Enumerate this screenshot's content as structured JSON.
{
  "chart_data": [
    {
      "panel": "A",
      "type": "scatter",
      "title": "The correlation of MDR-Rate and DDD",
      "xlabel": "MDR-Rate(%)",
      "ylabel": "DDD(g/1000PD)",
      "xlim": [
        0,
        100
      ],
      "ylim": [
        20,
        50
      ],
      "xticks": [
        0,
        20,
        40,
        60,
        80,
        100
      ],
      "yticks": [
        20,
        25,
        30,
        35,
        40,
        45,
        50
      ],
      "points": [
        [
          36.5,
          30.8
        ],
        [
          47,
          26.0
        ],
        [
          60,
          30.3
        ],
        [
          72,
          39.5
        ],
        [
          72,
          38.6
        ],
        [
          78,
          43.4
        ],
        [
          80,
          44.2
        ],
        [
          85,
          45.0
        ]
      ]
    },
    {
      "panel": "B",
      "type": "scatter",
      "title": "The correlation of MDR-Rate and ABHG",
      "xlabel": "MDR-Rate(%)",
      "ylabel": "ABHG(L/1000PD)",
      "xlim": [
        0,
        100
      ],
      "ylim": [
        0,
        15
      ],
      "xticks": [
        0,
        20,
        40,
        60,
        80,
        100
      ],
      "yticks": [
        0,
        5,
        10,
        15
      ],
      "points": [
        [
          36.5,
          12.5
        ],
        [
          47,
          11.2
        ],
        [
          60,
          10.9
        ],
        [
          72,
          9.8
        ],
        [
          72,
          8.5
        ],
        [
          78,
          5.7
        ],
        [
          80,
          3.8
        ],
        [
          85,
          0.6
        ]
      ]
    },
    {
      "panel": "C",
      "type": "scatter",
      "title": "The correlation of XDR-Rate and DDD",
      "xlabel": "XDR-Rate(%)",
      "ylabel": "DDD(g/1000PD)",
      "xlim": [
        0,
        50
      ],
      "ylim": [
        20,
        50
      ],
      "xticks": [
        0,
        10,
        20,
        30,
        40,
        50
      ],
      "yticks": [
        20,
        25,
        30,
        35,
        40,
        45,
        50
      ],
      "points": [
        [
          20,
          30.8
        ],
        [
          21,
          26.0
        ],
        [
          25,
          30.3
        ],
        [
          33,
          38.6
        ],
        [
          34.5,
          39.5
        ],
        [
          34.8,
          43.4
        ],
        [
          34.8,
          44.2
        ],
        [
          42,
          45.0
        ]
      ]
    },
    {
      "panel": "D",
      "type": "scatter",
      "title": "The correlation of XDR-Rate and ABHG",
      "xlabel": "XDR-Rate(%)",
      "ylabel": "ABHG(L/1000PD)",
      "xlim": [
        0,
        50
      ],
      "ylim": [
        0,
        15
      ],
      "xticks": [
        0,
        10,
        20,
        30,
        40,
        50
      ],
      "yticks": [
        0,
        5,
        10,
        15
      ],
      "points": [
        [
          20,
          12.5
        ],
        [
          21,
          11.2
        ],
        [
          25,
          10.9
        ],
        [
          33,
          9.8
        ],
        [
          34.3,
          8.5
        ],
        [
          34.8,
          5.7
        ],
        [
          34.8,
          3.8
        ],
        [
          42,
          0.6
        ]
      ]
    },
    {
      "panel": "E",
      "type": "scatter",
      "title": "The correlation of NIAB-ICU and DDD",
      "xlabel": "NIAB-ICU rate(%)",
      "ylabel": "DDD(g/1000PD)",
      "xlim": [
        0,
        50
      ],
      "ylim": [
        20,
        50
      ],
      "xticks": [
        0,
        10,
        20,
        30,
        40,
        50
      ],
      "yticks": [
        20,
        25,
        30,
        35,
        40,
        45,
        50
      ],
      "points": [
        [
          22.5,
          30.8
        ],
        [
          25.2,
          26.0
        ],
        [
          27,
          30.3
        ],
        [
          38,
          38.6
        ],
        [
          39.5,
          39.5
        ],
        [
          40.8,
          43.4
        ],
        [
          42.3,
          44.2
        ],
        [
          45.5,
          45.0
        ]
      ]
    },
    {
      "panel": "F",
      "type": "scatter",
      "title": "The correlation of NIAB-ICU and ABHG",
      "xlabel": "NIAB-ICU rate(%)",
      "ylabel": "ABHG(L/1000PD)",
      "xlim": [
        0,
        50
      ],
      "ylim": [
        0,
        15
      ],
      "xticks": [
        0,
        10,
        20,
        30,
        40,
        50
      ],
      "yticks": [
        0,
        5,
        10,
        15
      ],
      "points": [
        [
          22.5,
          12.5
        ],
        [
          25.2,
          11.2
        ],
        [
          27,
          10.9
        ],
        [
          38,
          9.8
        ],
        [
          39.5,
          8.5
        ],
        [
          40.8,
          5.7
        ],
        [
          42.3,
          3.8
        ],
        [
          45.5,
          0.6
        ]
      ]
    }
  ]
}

EXERCISE OBJECTIVE:
Extract every entry above as it appears.

OUTPUT:
Enumerate this screenshot's content as structured JSON.
{
  "chart_data": [
    {
      "panel": "A",
      "type": "scatter",
      "title": "The correlation of MDR-Rate and DDD",
      "xlabel": "MDR-Rate(%)",
      "ylabel": "DDD(g/1000PD)",
      "xlim": [
        0,
        100
      ],
      "ylim": [
        20,
        50
      ],
      "xticks": [
        0,
        20,
        40,
        60,
        80,
        100
      ],
      "yticks": [
        20,
        25,
        30,
        35,
        40,
        45,
        50
      ],
      "points": [
        [
          36.5,
          30.8
        ],
        [
          47,
          26.0
        ],
        [
          60,
          30.3
        ],
        [
          72,
          39.5
        ],
        [
          72,
          38.6
        ],
        [
          78,
          43.4
        ],
        [
          80,
          44.2
        ],
        [
          85,
          45.0
        ]
      ]
    },
    {
      "panel": "B",
      "type": "scatter",
      "title": "The correlation of MDR-Rate and ABHG",
      "xlabel": "MDR-Rate(%)",
      "ylabel": "ABHG(L/1000PD)",
      "xlim": [
        0,
        100
      ],
      "ylim": [
        0,
        15
      ],
      "xticks": [
        0,
        20,
        40,
        60,
        80,
        100
      ],
      "yticks": [
        0,
        5,
        10,
        15
      ],
      "points": [
        [
          36.5,
          12.5
        ],
        [
          47,
          11.2
        ],
        [
          60,
          10.9
        ],
        [
          72,
          9.8
        ],
        [
          72,
          8.5
        ],
        [
          78,
          5.7
        ],
        [
          80,
          3.8
        ],
        [
          85,
          0.6
        ]
      ]
    },
    {
      "panel": "C",
      "type": "scatter",
      "title": "The correlation of XDR-Rate and DDD",
      "xlabel": "XDR-Rate(%)",
      "ylabel": "DDD(g/1000PD)",
      "xlim": [
        0,
        50
      ],
      "ylim": [
        20,
        50
      ],
      "xticks": [
        0,
        10,
        20,
        30,
        40,
        50
      ],
      "yticks": [
        20,
        25,
        30,
        35,
        40,
        45,
        50
      ],
      "points": [
        [
          20,
          30.8
        ],
        [
          21,
          26.0
        ],
        [
          25,
          30.3
        ],
        [
          33,
          38.6
        ],
        [
          34.5,
          39.5
        ],
        [
          34.8,
          43.4
        ],
        [
          34.8,
          44.2
        ],
        [
          42,
          45.0
        ]
      ]
    },
    {
      "panel": "D",
      "type": "scatter",
      "title": "The correlation of XDR-Rate and ABHG",
      "xlabel": "XDR-Rate(%)",
      "ylabel": "ABHG(L/1000PD)",
      "xlim": [
        0,
        50
      ],
      "ylim": [
        0,
        15
      ],
      "xticks": [
        0,
        10,
        20,
        30,
        40,
        50
      ],
      "yticks": [
        0,
        5,
        10,
        15
      ],
      "points": [
        [
          20,
          12.5
        ],
        [
          21,
          11.2
        ],
        [
          25,
          10.9
        ],
        [
          33,
          9.8
        ],
        [
          34.3,
          8.5
        ],
        [
          34.8,
          5.7
        ],
        [
          34.8,
          3.8
        ],
        [
          42,
          0.6
        ]
      ]
    },
    {
      "panel": "E",
      "type": "scatter",
      "title": "The correlation of NIAB-ICU and DDD",
      "xlabel": "NIAB-ICU rate(%)",
      "ylabel": "DDD(g/1000PD)",
      "xlim": [
        0,
        50
      ],
      "ylim": [
        20,
        50
      ],
      "xticks": [
        0,
        10,
        20,
        30,
        40,
        50
      ],
      "yticks": [
        20,
        25,
        30,
        35,
        40,
        45,
        50
      ],
      "points": [
        [
          22.5,
          30.8
        ],
        [
          25.2,
          26.0
        ],
        [
          27,
          30.3
        ],
        [
          38,
          38.6
        ],
        [
          39.5,
          39.5
        ],
        [
          40.8,
          43.4
        ],
        [
          42.3,
          44.2
        ],
        [
          45.5,
          45.0
        ]
      ]
    },
    {
      "panel": "F",
      "type": "scatter",
      "title": "The correlation of NIAB-ICU and ABHG",
      "xlabel": "NIAB-ICU rate(%)",
      "ylabel": "ABHG(L/1000PD)",
      "xlim": [
        0,
        50
      ],
      "ylim": [
        0,
        15
      ],
      "xticks": [
        0,
        10,
        20,
        30,
        40,
        50
      ],
      "yticks": [
        0,
        5,
        10,
        15
      ],
      "points": [
        [
          22.5,
          12.5
        ],
        [
          25.2,
          11.2
        ],
        [
          27,
          10.9
        ],
        [
          38,
          9.8
        ],
        [
          39.5,
          8.5
        ],
        [
          40.8,
          5.7
        ],
        [
          42.3,
          3.8
        ],
        [
          45.5,
          0.6
        ]
      ]
    }
  ]
}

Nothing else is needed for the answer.